# [Direction]
Rewrite the part that opens with the line containing "numbered-list-svg: 1 2" and closes with the line containing "chevron-right-icon <box>510 841 522 867</box>", substituting "settings-icon" for "gear-icon" and keeping everything else unchanged.

(Annotated element listings)
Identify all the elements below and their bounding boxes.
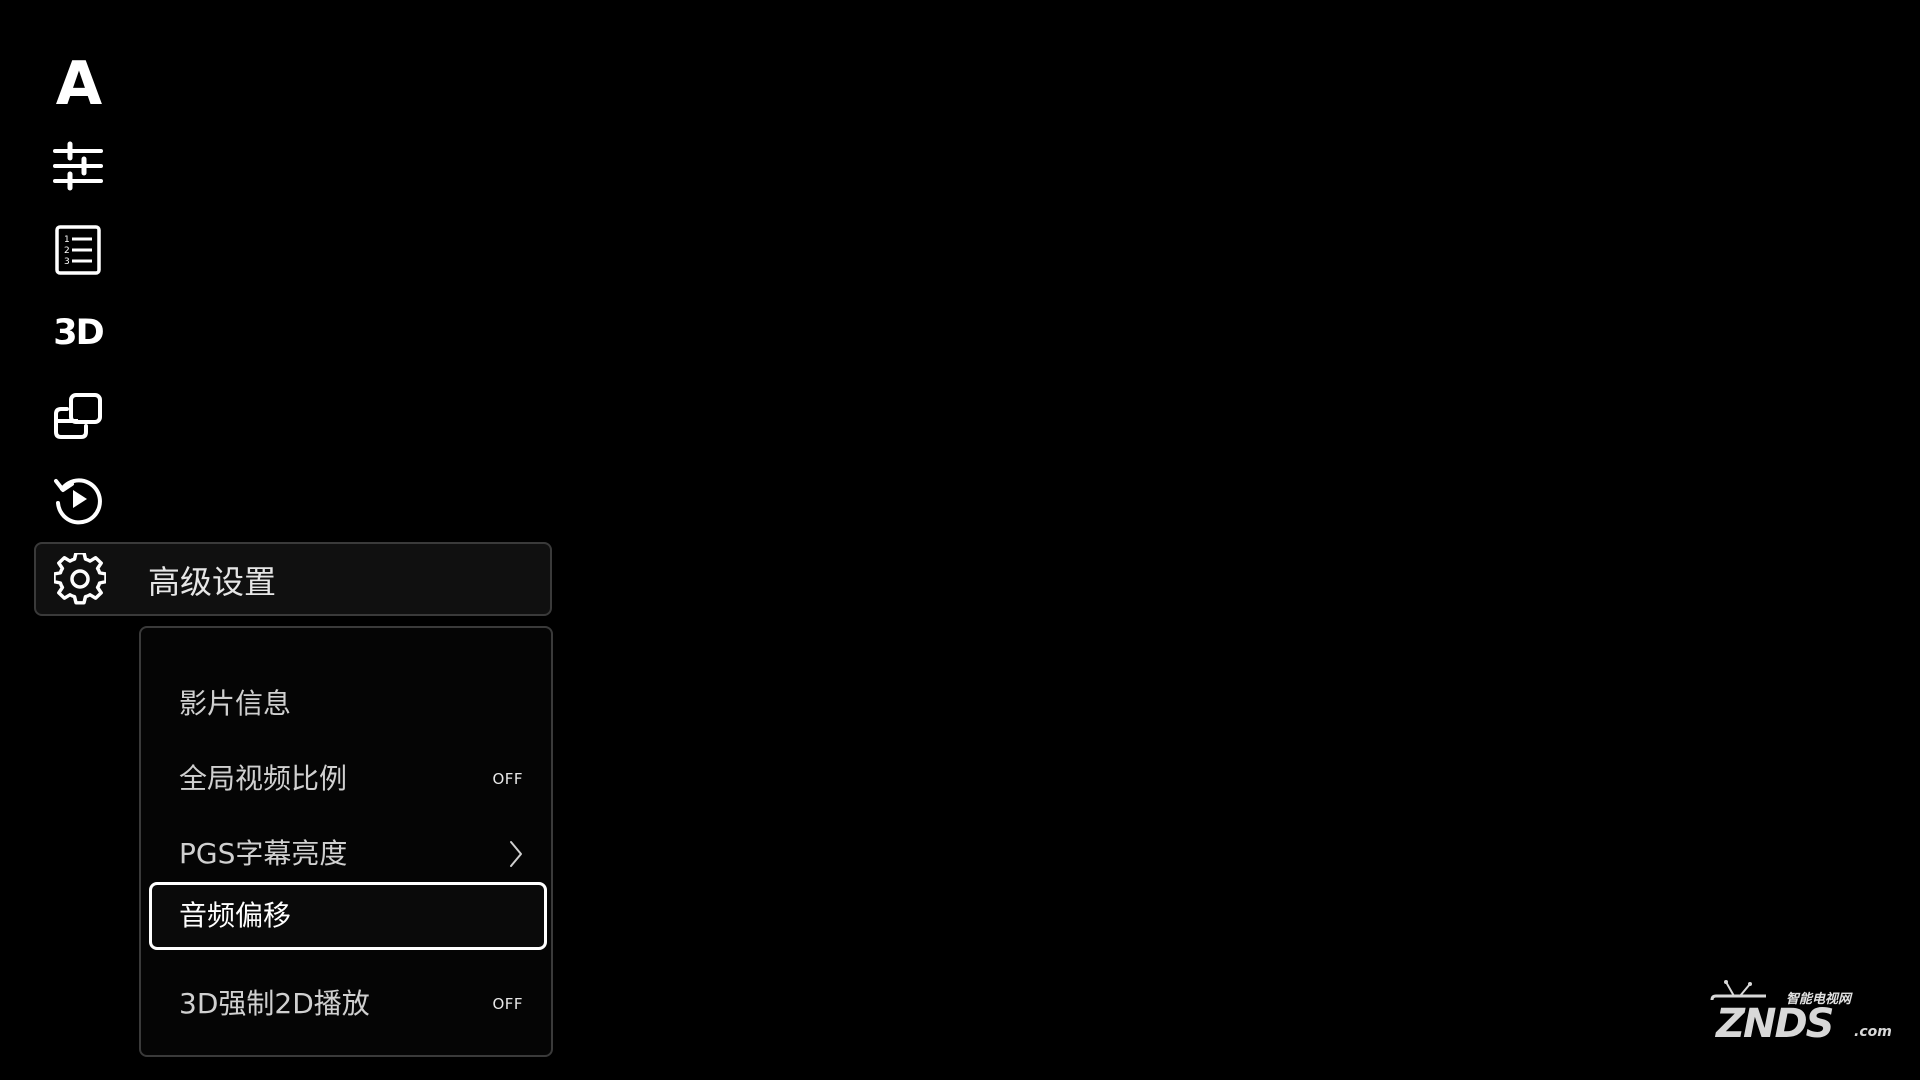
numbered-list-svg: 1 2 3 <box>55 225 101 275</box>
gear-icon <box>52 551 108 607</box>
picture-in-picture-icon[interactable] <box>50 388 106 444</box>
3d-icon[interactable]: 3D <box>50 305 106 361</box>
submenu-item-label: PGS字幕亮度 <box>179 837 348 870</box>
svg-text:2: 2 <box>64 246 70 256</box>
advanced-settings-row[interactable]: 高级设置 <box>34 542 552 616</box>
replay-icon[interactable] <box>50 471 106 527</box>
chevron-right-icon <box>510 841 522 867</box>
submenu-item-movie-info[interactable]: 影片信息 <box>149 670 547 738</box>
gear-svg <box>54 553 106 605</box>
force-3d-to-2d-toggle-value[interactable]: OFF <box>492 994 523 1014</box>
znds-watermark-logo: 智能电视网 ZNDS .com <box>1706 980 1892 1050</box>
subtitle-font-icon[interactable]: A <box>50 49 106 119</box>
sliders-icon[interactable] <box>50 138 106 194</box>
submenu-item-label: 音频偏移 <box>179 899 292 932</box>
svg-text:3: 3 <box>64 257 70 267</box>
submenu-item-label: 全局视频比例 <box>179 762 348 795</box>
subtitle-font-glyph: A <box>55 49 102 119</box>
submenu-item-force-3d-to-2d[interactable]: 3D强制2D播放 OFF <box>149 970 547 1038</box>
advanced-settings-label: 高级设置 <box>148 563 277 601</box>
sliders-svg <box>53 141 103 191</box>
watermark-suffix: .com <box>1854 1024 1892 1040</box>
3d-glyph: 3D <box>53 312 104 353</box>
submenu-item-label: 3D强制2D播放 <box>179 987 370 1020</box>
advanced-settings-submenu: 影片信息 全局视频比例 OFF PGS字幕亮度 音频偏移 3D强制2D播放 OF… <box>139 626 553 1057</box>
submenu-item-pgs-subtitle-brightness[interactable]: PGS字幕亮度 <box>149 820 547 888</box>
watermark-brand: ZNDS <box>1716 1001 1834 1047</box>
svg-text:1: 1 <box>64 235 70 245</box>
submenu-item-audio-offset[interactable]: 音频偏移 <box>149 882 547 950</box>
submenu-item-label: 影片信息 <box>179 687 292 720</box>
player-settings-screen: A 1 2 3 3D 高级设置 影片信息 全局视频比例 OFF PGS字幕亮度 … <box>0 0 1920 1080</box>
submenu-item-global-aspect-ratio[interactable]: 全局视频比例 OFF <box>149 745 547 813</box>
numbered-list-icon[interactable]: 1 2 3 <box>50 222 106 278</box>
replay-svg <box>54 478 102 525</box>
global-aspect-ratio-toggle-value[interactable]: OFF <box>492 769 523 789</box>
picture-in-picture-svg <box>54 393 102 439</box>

==

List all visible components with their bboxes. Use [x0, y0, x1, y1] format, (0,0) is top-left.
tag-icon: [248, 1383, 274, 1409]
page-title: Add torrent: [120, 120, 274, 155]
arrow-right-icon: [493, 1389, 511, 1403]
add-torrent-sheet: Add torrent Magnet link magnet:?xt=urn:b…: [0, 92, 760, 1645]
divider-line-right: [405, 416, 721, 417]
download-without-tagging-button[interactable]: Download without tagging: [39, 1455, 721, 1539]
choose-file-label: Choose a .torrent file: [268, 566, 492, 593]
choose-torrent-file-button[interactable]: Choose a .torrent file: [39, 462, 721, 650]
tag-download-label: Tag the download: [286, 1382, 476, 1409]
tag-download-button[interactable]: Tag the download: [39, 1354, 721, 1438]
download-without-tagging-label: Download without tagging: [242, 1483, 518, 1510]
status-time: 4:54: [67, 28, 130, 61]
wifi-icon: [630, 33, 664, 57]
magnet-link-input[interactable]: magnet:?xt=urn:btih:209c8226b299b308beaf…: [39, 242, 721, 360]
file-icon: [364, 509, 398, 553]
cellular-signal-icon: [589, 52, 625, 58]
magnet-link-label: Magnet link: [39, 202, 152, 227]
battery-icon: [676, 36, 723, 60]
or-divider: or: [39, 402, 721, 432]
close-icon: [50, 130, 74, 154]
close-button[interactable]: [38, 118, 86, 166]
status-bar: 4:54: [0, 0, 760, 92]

# [Response below]
numbered-list-svg: 1 2 3 <box>55 225 101 275</box>
settings-icon <box>52 551 108 607</box>
picture-in-picture-icon[interactable] <box>50 388 106 444</box>
3d-icon[interactable]: 3D <box>50 305 106 361</box>
submenu-item-label: PGS字幕亮度 <box>179 837 348 870</box>
svg-text:2: 2 <box>64 246 70 256</box>
advanced-settings-row[interactable]: 高级设置 <box>34 542 552 616</box>
replay-icon[interactable] <box>50 471 106 527</box>
chevron-right-icon <box>510 841 522 867</box>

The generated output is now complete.